**REQUEST:** Of all the lines in the material, how many contain the word "семьи"? State the number alone.

**Dataset entries:**
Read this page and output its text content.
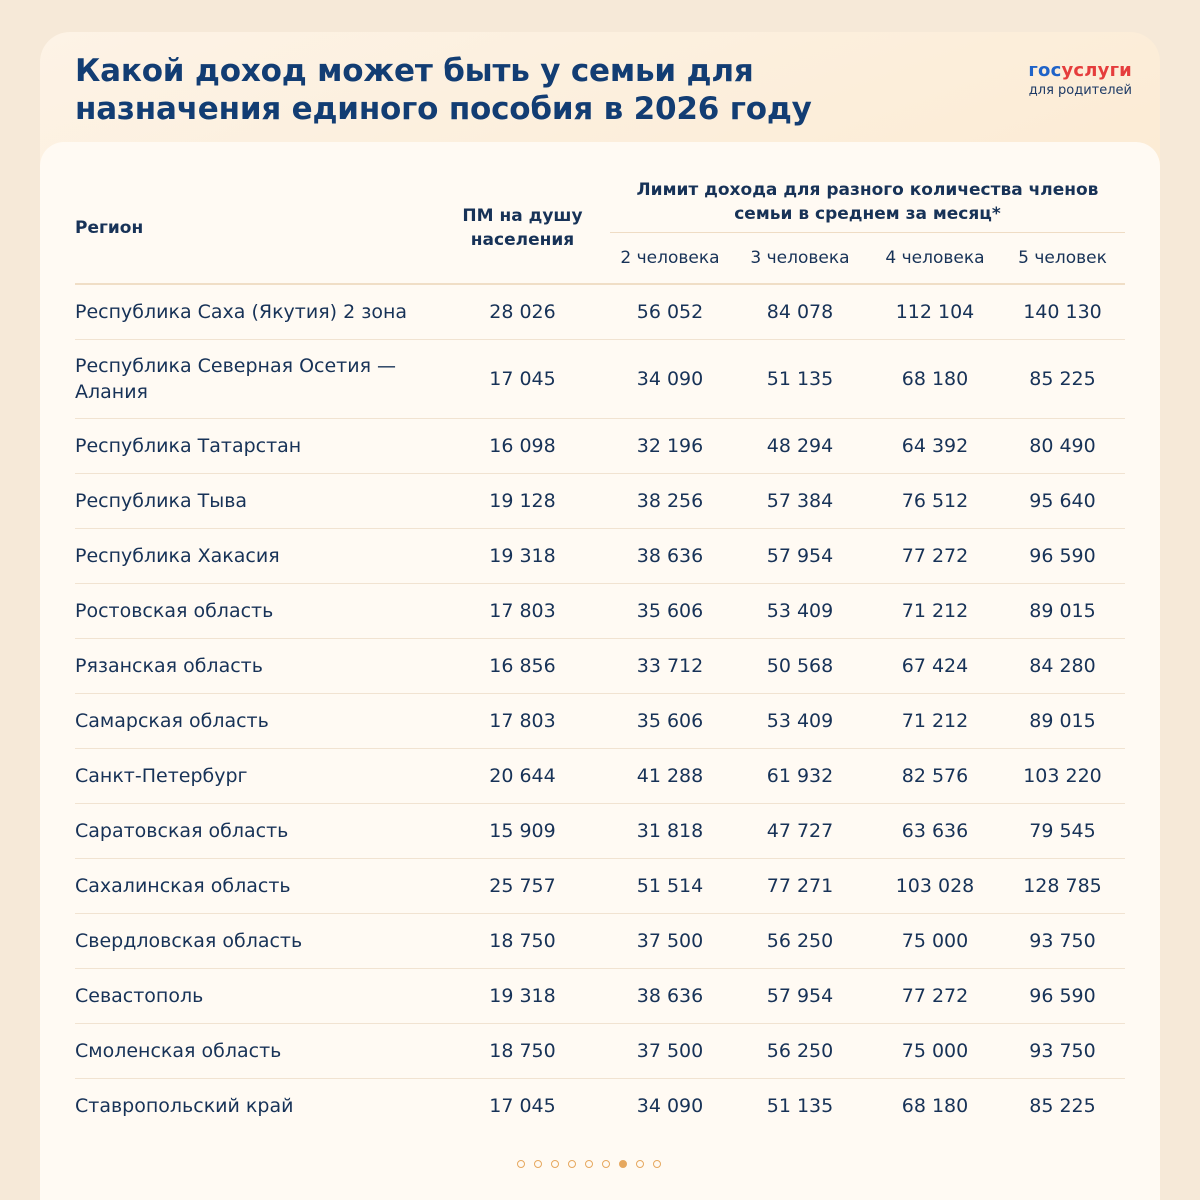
Какой доход может быть у семьи для назначения единого пособия в 2026 году
госуслуги
для родителей
Регион	ПМ на душу населения	Лимит дохода для разного количества членов семьи в среднем за месяц*			
		2 человека	3 человека	4 человека	5 человек
Республика Саха (Якутия) 2 зона	28 026	56 052	84 078	112 104	140 130
Республика Северная Осетия — Алания	17 045	34 090	51 135	68 180	85 225
Республика Татарстан	16 098	32 196	48 294	64 392	80 490
Республика Тыва	19 128	38 256	57 384	76 512	95 640
Республика Хакасия	19 318	38 636	57 954	77 272	96 590
Ростовская область	17 803	35 606	53 409	71 212	89 015
Рязанская область	16 856	33 712	50 568	67 424	84 280
Самарская область	17 803	35 606	53 409	71 212	89 015
Санкт-Петербург	20 644	41 288	61 932	82 576	103 220
Саратовская область	15 909	31 818	47 727	63 636	79 545
Сахалинская область	25 757	51 514	77 271	103 028	128 785
Свердловская область	18 750	37 500	56 250	75 000	93 750
Севастополь	19 318	38 636	57 954	77 272	96 590
Смоленская область	18 750	37 500	56 250	75 000	93 750
Ставропольский край	17 045	34 090	51 135	68 180	85 225
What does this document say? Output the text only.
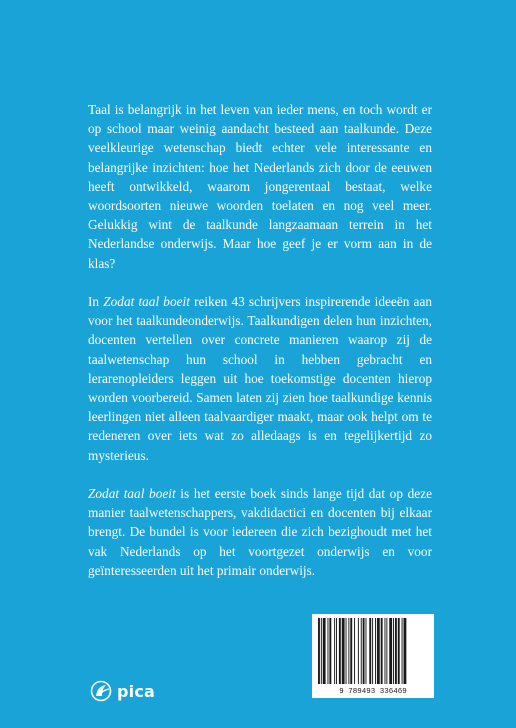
Taal is belangrijk in het leven van ieder mens, en toch wordt er op school maar weinig aandacht besteed aan taalkunde. Deze veelkleurige wetenschap biedt echter vele interessante en belangrijke inzichten: hoe het Nederlands zich door de eeuwen heeft ontwikkeld, waarom jongerentaal bestaat, welke woordsoorten nieuwe woorden toelaten en nog veel meer. Gelukkig wint de taalkunde langzaamaan terrein in het Nederlandse onderwijs. Maar hoe geef je er vorm aan in de klas?

In Zodat taal boeit reiken 43 schrijvers inspirerende ideeën aan voor het taalkundeonderwijs. Taalkundigen delen hun inzichten, docenten vertellen over concrete manieren waarop zij de taalwetenschap hun school in hebben gebracht en lerarenopleiders leggen uit hoe toekomstige docenten hierop worden voorbereid. Samen laten zij zien hoe taalkundige kennis leerlingen niet alleen taalvaardiger maakt, maar ook helpt om te redeneren over iets wat zo alledaags is en tegelijkertijd zo mysterieus.

Zodat taal boeit is het eerste boek sinds lange tijd dat op deze manier taalwetenschappers, vakdidactici en docenten bij elkaar brengt. De bundel is voor iedereen die zich bezighoudt met het vak Nederlands op het voortgezet onderwijs en voor geïnteresseerden uit het primair onderwijs.

9 789493 336469
pica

**SOLUTION FOR THIS EXERCISE:** 2